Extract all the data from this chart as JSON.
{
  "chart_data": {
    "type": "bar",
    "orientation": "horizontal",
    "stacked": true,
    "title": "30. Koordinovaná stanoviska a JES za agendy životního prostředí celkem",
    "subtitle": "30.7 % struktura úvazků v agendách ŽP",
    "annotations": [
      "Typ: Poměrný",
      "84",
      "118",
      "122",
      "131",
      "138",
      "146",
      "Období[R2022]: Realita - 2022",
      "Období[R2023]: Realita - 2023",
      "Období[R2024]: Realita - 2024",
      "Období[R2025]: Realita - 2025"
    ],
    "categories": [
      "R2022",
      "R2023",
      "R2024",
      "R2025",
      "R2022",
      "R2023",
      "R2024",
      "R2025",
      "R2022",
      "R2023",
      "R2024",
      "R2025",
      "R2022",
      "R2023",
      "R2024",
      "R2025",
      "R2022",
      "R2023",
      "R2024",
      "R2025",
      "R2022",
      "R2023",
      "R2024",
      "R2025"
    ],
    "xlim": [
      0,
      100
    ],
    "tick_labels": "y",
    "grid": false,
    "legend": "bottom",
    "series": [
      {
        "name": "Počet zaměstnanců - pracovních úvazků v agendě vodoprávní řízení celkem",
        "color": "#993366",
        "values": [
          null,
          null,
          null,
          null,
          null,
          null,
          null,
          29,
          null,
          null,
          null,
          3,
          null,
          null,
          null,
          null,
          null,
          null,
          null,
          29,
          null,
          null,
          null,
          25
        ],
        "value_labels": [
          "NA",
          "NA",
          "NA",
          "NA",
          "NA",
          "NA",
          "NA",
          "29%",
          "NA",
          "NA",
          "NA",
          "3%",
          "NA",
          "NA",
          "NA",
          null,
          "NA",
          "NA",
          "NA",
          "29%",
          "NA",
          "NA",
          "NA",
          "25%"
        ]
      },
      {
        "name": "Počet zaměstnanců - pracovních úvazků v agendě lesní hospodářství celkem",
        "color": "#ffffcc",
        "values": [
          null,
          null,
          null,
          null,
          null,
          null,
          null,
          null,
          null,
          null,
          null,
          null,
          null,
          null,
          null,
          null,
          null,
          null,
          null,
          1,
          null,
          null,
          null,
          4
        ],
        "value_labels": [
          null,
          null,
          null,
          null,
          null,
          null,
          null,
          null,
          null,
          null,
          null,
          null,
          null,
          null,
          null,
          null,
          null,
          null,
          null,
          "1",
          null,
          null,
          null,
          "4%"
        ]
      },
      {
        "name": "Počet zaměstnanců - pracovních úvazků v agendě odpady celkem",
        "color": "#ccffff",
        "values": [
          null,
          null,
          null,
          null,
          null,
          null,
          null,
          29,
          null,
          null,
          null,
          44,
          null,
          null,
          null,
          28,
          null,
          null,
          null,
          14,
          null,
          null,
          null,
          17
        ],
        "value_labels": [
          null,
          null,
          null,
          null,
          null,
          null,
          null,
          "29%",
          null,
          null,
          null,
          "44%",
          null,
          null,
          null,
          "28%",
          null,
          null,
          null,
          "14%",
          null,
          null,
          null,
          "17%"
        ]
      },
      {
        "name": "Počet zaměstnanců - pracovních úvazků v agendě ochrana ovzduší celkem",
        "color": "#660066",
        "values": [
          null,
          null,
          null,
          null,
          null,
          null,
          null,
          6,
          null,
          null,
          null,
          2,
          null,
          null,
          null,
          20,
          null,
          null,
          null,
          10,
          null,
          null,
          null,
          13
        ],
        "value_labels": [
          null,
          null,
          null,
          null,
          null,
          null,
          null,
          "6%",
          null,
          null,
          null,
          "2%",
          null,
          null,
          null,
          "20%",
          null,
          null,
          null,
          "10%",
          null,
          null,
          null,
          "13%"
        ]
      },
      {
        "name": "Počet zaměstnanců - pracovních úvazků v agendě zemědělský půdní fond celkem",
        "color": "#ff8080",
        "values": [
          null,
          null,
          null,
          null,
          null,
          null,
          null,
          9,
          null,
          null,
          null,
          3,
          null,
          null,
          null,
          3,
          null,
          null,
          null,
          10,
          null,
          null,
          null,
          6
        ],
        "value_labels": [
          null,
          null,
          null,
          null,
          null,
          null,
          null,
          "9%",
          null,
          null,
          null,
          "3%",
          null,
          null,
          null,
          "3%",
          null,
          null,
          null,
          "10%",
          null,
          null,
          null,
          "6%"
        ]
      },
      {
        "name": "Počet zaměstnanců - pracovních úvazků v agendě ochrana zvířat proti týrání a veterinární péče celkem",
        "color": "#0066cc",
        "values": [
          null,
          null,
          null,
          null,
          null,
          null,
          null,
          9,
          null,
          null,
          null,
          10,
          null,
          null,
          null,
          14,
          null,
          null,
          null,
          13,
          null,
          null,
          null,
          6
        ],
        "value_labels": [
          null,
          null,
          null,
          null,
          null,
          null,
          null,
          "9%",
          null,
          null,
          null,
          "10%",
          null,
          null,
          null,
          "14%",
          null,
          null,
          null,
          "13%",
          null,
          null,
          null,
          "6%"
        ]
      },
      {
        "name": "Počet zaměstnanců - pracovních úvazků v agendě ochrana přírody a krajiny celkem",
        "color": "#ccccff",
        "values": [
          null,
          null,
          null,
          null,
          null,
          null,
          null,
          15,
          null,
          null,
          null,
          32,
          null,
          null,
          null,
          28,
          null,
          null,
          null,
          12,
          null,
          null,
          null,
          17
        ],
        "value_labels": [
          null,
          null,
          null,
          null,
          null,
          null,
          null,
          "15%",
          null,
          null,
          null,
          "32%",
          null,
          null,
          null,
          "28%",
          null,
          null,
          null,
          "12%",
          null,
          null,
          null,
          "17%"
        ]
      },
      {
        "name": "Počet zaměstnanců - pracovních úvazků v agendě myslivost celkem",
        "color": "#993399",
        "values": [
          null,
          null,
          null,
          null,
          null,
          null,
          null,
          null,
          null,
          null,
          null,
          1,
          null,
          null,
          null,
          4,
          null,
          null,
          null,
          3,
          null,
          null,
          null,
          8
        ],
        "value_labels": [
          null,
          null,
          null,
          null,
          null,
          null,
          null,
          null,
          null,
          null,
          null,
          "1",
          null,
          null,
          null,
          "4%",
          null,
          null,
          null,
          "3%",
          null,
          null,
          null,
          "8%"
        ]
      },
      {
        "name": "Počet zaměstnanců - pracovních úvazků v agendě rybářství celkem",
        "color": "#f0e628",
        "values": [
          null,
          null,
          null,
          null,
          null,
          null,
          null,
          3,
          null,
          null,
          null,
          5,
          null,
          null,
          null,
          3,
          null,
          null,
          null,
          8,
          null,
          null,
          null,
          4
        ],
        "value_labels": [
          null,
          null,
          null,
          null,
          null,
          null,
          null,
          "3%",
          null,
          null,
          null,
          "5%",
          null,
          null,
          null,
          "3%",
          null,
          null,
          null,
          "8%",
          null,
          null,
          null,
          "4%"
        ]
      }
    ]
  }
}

• Exercise description: Copy all the records above exactly, missing none.

• The answer:
Extract all the data from this chart as JSON.
{
  "chart_data": {
    "type": "bar",
    "orientation": "horizontal",
    "stacked": true,
    "title": "30. Koordinovaná stanoviska a JES za agendy životního prostředí celkem",
    "subtitle": "30.7 % struktura úvazků v agendách ŽP",
    "annotations": [
      "Typ: Poměrný",
      "84",
      "118",
      "122",
      "131",
      "138",
      "146",
      "Období[R2022]: Realita - 2022",
      "Období[R2023]: Realita - 2023",
      "Období[R2024]: Realita - 2024",
      "Období[R2025]: Realita - 2025"
    ],
    "categories": [
      "R2022",
      "R2023",
      "R2024",
      "R2025",
      "R2022",
      "R2023",
      "R2024",
      "R2025",
      "R2022",
      "R2023",
      "R2024",
      "R2025",
      "R2022",
      "R2023",
      "R2024",
      "R2025",
      "R2022",
      "R2023",
      "R2024",
      "R2025",
      "R2022",
      "R2023",
      "R2024",
      "R2025"
    ],
    "xlim": [
      0,
      100
    ],
    "tick_labels": "y",
    "grid": false,
    "legend": "bottom",
    "series": [
      {
        "name": "Počet zaměstnanců - pracovních úvazků v agendě vodoprávní řízení celkem",
        "color": "#993366",
        "values": [
          null,
          null,
          null,
          null,
          null,
          null,
          null,
          29,
          null,
          null,
          null,
          3,
          null,
          null,
          null,
          null,
          null,
          null,
          null,
          29,
          null,
          null,
          null,
          25
        ],
        "value_labels": [
          "NA",
          "NA",
          "NA",
          "NA",
          "NA",
          "NA",
          "NA",
          "29%",
          "NA",
          "NA",
          "NA",
          "3%",
          "NA",
          "NA",
          "NA",
          null,
          "NA",
          "NA",
          "NA",
          "29%",
          "NA",
          "NA",
          "NA",
          "25%"
        ]
      },
      {
        "name": "Počet zaměstnanců - pracovních úvazků v agendě lesní hospodářství celkem",
        "color": "#ffffcc",
        "values": [
          null,
          null,
          null,
          null,
          null,
          null,
          null,
          null,
          null,
          null,
          null,
          null,
          null,
          null,
          null,
          null,
          null,
          null,
          null,
          1,
          null,
          null,
          null,
          4
        ],
        "value_labels": [
          null,
          null,
          null,
          null,
          null,
          null,
          null,
          null,
          null,
          null,
          null,
          null,
          null,
          null,
          null,
          null,
          null,
          null,
          null,
          "1",
          null,
          null,
          null,
          "4%"
        ]
      },
      {
        "name": "Počet zaměstnanců - pracovních úvazků v agendě odpady celkem",
        "color": "#ccffff",
        "values": [
          null,
          null,
          null,
          null,
          null,
          null,
          null,
          29,
          null,
          null,
          null,
          44,
          null,
          null,
          null,
          28,
          null,
          null,
          null,
          14,
          null,
          null,
          null,
          17
        ],
        "value_labels": [
          null,
          null,
          null,
          null,
          null,
          null,
          null,
          "29%",
          null,
          null,
          null,
          "44%",
          null,
          null,
          null,
          "28%",
          null,
          null,
          null,
          "14%",
          null,
          null,
          null,
          "17%"
        ]
      },
      {
        "name": "Počet zaměstnanců - pracovních úvazků v agendě ochrana ovzduší celkem",
        "color": "#660066",
        "values": [
          null,
          null,
          null,
          null,
          null,
          null,
          null,
          6,
          null,
          null,
          null,
          2,
          null,
          null,
          null,
          20,
          null,
          null,
          null,
          10,
          null,
          null,
          null,
          13
        ],
        "value_labels": [
          null,
          null,
          null,
          null,
          null,
          null,
          null,
          "6%",
          null,
          null,
          null,
          "2%",
          null,
          null,
          null,
          "20%",
          null,
          null,
          null,
          "10%",
          null,
          null,
          null,
          "13%"
        ]
      },
      {
        "name": "Počet zaměstnanců - pracovních úvazků v agendě zemědělský půdní fond celkem",
        "color": "#ff8080",
        "values": [
          null,
          null,
          null,
          null,
          null,
          null,
          null,
          9,
          null,
          null,
          null,
          3,
          null,
          null,
          null,
          3,
          null,
          null,
          null,
          10,
          null,
          null,
          null,
          6
        ],
        "value_labels": [
          null,
          null,
          null,
          null,
          null,
          null,
          null,
          "9%",
          null,
          null,
          null,
          "3%",
          null,
          null,
          null,
          "3%",
          null,
          null,
          null,
          "10%",
          null,
          null,
          null,
          "6%"
        ]
      },
      {
        "name": "Počet zaměstnanců - pracovních úvazků v agendě ochrana zvířat proti týrání a veterinární péče celkem",
        "color": "#0066cc",
        "values": [
          null,
          null,
          null,
          null,
          null,
          null,
          null,
          9,
          null,
          null,
          null,
          10,
          null,
          null,
          null,
          14,
          null,
          null,
          null,
          13,
          null,
          null,
          null,
          6
        ],
        "value_labels": [
          null,
          null,
          null,
          null,
          null,
          null,
          null,
          "9%",
          null,
          null,
          null,
          "10%",
          null,
          null,
          null,
          "14%",
          null,
          null,
          null,
          "13%",
          null,
          null,
          null,
          "6%"
        ]
      },
      {
        "name": "Počet zaměstnanců - pracovních úvazků v agendě ochrana přírody a krajiny celkem",
        "color": "#ccccff",
        "values": [
          null,
          null,
          null,
          null,
          null,
          null,
          null,
          15,
          null,
          null,
          null,
          32,
          null,
          null,
          null,
          28,
          null,
          null,
          null,
          12,
          null,
          null,
          null,
          17
        ],
        "value_labels": [
          null,
          null,
          null,
          null,
          null,
          null,
          null,
          "15%",
          null,
          null,
          null,
          "32%",
          null,
          null,
          null,
          "28%",
          null,
          null,
          null,
          "12%",
          null,
          null,
          null,
          "17%"
        ]
      },
      {
        "name": "Počet zaměstnanců - pracovních úvazků v agendě myslivost celkem",
        "color": "#993399",
        "values": [
          null,
          null,
          null,
          null,
          null,
          null,
          null,
          null,
          null,
          null,
          null,
          1,
          null,
          null,
          null,
          4,
          null,
          null,
          null,
          3,
          null,
          null,
          null,
          8
        ],
        "value_labels": [
          null,
          null,
          null,
          null,
          null,
          null,
          null,
          null,
          null,
          null,
          null,
          "1",
          null,
          null,
          null,
          "4%",
          null,
          null,
          null,
          "3%",
          null,
          null,
          null,
          "8%"
        ]
      },
      {
        "name": "Počet zaměstnanců - pracovních úvazků v agendě rybářství celkem",
        "color": "#f0e628",
        "values": [
          null,
          null,
          null,
          null,
          null,
          null,
          null,
          3,
          null,
          null,
          null,
          5,
          null,
          null,
          null,
          3,
          null,
          null,
          null,
          8,
          null,
          null,
          null,
          4
        ],
        "value_labels": [
          null,
          null,
          null,
          null,
          null,
          null,
          null,
          "3%",
          null,
          null,
          null,
          "5%",
          null,
          null,
          null,
          "3%",
          null,
          null,
          null,
          "8%",
          null,
          null,
          null,
          "4%"
        ]
      }
    ]
  }
}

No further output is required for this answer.